## SUPPLIED DATA
- - -

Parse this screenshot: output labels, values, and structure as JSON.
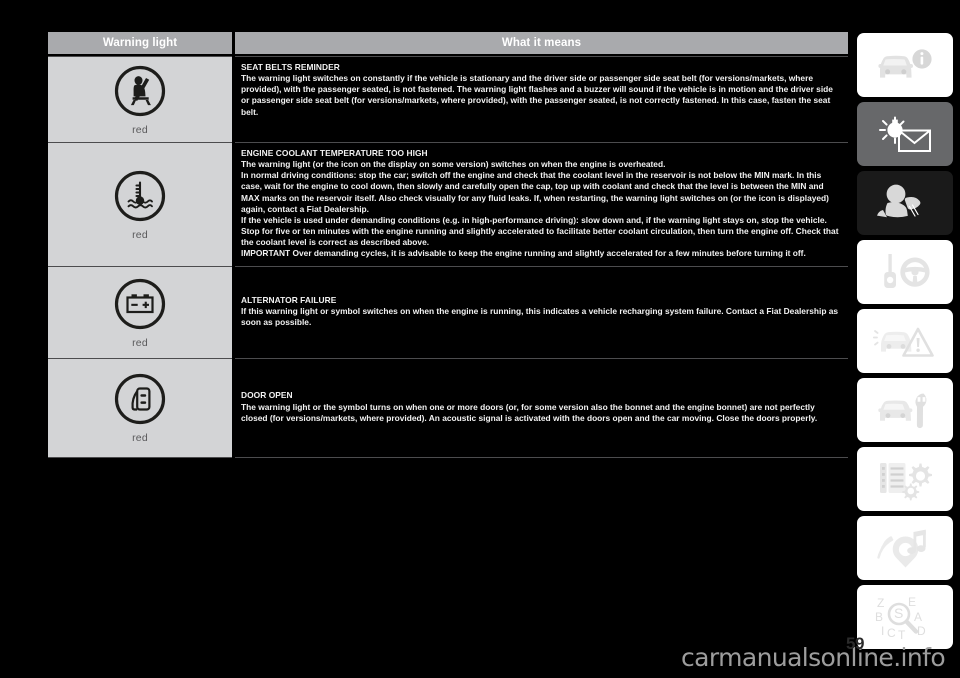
{
  "page": {
    "number": "59",
    "watermark": "carmanualsonline.info",
    "background_color": "#000000",
    "header_bg_color": "#a9aaad",
    "left_cell_bg_color": "#d3d4d6"
  },
  "table": {
    "headers": {
      "warning_light": "Warning light",
      "what_it_means": "What it means"
    },
    "rows": [
      {
        "icon_name": "seat-belt-reminder-icon",
        "colour": "red",
        "title": "SEAT BELTS REMINDER",
        "paragraphs": [
          "The warning light switches on constantly if the vehicle is stationary and the driver side or passenger side seat belt (for versions/markets, where provided), with the passenger seated, is not fastened. The warning light flashes and a buzzer will sound if the vehicle is in motion and the driver side or passenger side seat belt (for versions/markets, where provided), with the passenger seated, is not correctly fastened. In this case, fasten the seat belt."
        ]
      },
      {
        "icon_name": "engine-coolant-temperature-icon",
        "colour": "red",
        "title": "ENGINE COOLANT TEMPERATURE TOO HIGH",
        "paragraphs": [
          "The warning light (or the icon on the display on some version) switches on when the engine is overheated.",
          "In normal driving conditions: stop the car; switch off the engine and check that the coolant level in the reservoir is not below the MIN mark. In this case, wait for the engine to cool down, then slowly and carefully open the cap, top up with coolant and check that the level is between the MIN and MAX marks on the reservoir itself. Also check visually for any fluid leaks. If, when restarting, the warning light switches on (or the icon is displayed) again, contact a Fiat Dealership.",
          "If the vehicle is used under demanding conditions (e.g. in high-performance driving): slow down and, if the warning light stays on, stop the vehicle. Stop for five or ten minutes with the engine running and slightly accelerated to facilitate better coolant circulation, then turn the engine off. Check that the coolant level is correct as described above.",
          "IMPORTANT Over demanding cycles, it is advisable to keep the engine running and slightly accelerated for a few minutes before turning it off."
        ]
      },
      {
        "icon_name": "alternator-battery-icon",
        "colour": "red",
        "title": "ALTERNATOR FAILURE",
        "paragraphs": [
          "If this warning light or symbol switches on when the engine is running, this indicates a vehicle recharging system failure. Contact a Fiat Dealership as soon as possible."
        ]
      },
      {
        "icon_name": "door-open-icon",
        "colour": "red",
        "title": "DOOR OPEN",
        "paragraphs": [
          "The warning light or the symbol turns on when one or more doors (or, for some version also the bonnet and the engine bonnet) are not perfectly closed (for versions/markets, where provided). An acoustic signal is activated with the doors open and the car moving. Close the doors properly."
        ]
      }
    ]
  },
  "sidebar": {
    "tabs": [
      {
        "icon_name": "car-info-icon",
        "label": "dashboard-and-controls",
        "style": "white"
      },
      {
        "icon_name": "warning-lights-mail-icon",
        "label": "warning-lights-and-messages",
        "style": "grey"
      },
      {
        "icon_name": "airbag-safety-icon",
        "label": "safety",
        "style": "black"
      },
      {
        "icon_name": "key-steering-wheel-icon",
        "label": "starting-and-driving",
        "style": "white"
      },
      {
        "icon_name": "car-emergency-triangle-icon",
        "label": "in-an-emergency",
        "style": "white"
      },
      {
        "icon_name": "car-wrench-icon",
        "label": "maintenance-and-care",
        "style": "white"
      },
      {
        "icon_name": "specifications-gears-icon",
        "label": "technical-specifications",
        "style": "white"
      },
      {
        "icon_name": "multimedia-music-icon",
        "label": "multimedia",
        "style": "white"
      },
      {
        "icon_name": "alphabetical-index-icon",
        "label": "alphabetical-index",
        "style": "white"
      }
    ]
  }
}
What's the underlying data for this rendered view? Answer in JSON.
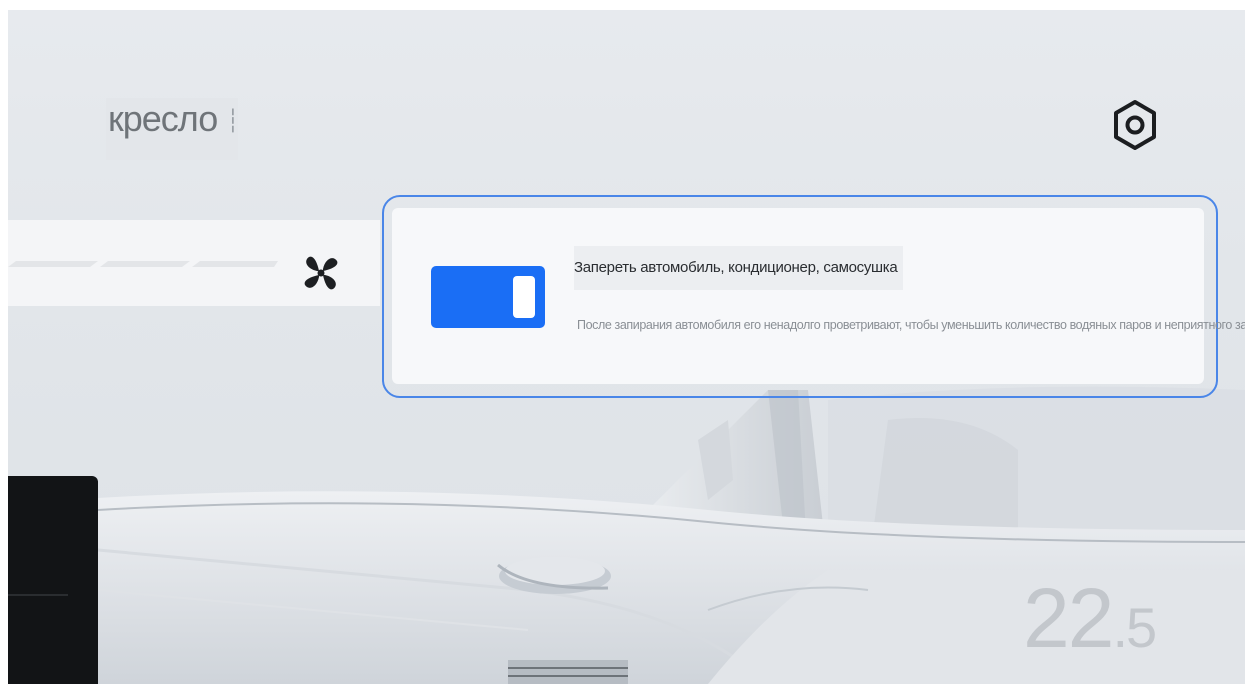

- - -

## SHORT EXERCISE
Omit any images, then output the listing exactly.

## WRITTEN RESPONSE
Parse this screenshot: output labels, values, and structure as JSON.
{
  "page": {
    "number": "59",
    "watermark": "carmanualsonline.info",
    "background_color": "#000000",
    "header_bg_color": "#a9aaad",
    "left_cell_bg_color": "#d3d4d6"
  },
  "table": {
    "headers": {
      "warning_light": "Warning light",
      "what_it_means": "What it means"
    },
    "rows": [
      {
        "icon_name": "seat-belt-reminder-icon",
        "colour": "red",
        "title": "SEAT BELTS REMINDER",
        "paragraphs": [
          "The warning light switches on constantly if the vehicle is stationary and the driver side or passenger side seat belt (for versions/markets, where provided), with the passenger seated, is not fastened. The warning light flashes and a buzzer will sound if the vehicle is in motion and the driver side or passenger side seat belt (for versions/markets, where provided), with the passenger seated, is not correctly fastened. In this case, fasten the seat belt."
        ]
      },
      {
        "icon_name": "engine-coolant-temperature-icon",
        "colour": "red",
        "title": "ENGINE COOLANT TEMPERATURE TOO HIGH",
        "paragraphs": [
          "The warning light (or the icon on the display on some version) switches on when the engine is overheated.",
          "In normal driving conditions: stop the car; switch off the engine and check that the coolant level in the reservoir is not below the MIN mark. In this case, wait for the engine to cool down, then slowly and carefully open the cap, top up with coolant and check that the level is between the MIN and MAX marks on the reservoir itself. Also check visually for any fluid leaks. If, when restarting, the warning light switches on (or the icon is displayed) again, contact a Fiat Dealership.",
          "If the vehicle is used under demanding conditions (e.g. in high-performance driving): slow down and, if the warning light stays on, stop the vehicle. Stop for five or ten minutes with the engine running and slightly accelerated to facilitate better coolant circulation, then turn the engine off. Check that the coolant level is correct as described above.",
          "IMPORTANT Over demanding cycles, it is advisable to keep the engine running and slightly accelerated for a few minutes before turning it off."
        ]
      },
      {
        "icon_name": "alternator-battery-icon",
        "colour": "red",
        "title": "ALTERNATOR FAILURE",
        "paragraphs": [
          "If this warning light or symbol switches on when the engine is running, this indicates a vehicle recharging system failure. Contact a Fiat Dealership as soon as possible."
        ]
      },
      {
        "icon_name": "door-open-icon",
        "colour": "red",
        "title": "DOOR OPEN",
        "paragraphs": [
          "The warning light or the symbol turns on when one or more doors (or, for some version also the bonnet and the engine bonnet) are not perfectly closed (for versions/markets, where provided). An acoustic signal is activated with the doors open and the car moving. Close the doors properly."
        ]
      }
    ]
  },
  "sidebar": {
    "tabs": [
      {
        "icon_name": "car-info-icon",
        "label": "dashboard-and-controls",
        "style": "white"
      },
      {
        "icon_name": "warning-lights-mail-icon",
        "label": "warning-lights-and-messages",
        "style": "grey"
      },
      {
        "icon_name": "airbag-safety-icon",
        "label": "safety",
        "style": "black"
      },
      {
        "icon_name": "key-steering-wheel-icon",
        "label": "starting-and-driving",
        "style": "white"
      },
      {
        "icon_name": "car-emergency-triangle-icon",
        "label": "in-an-emergency",
        "style": "white"
      },
      {
        "icon_name": "car-wrench-icon",
        "label": "maintenance-and-care",
        "style": "white"
      },
      {
        "icon_name": "specifications-gears-icon",
        "label": "technical-specifications",
        "style": "white"
      },
      {
        "icon_name": "multimedia-music-icon",
        "label": "multimedia",
        "style": "white"
      },
      {
        "icon_name": "alphabetical-index-icon",
        "label": "alphabetical-index",
        "style": "white"
      }
    ]
  }
}
What's the underlying data for this rendered view? Answer in JSON.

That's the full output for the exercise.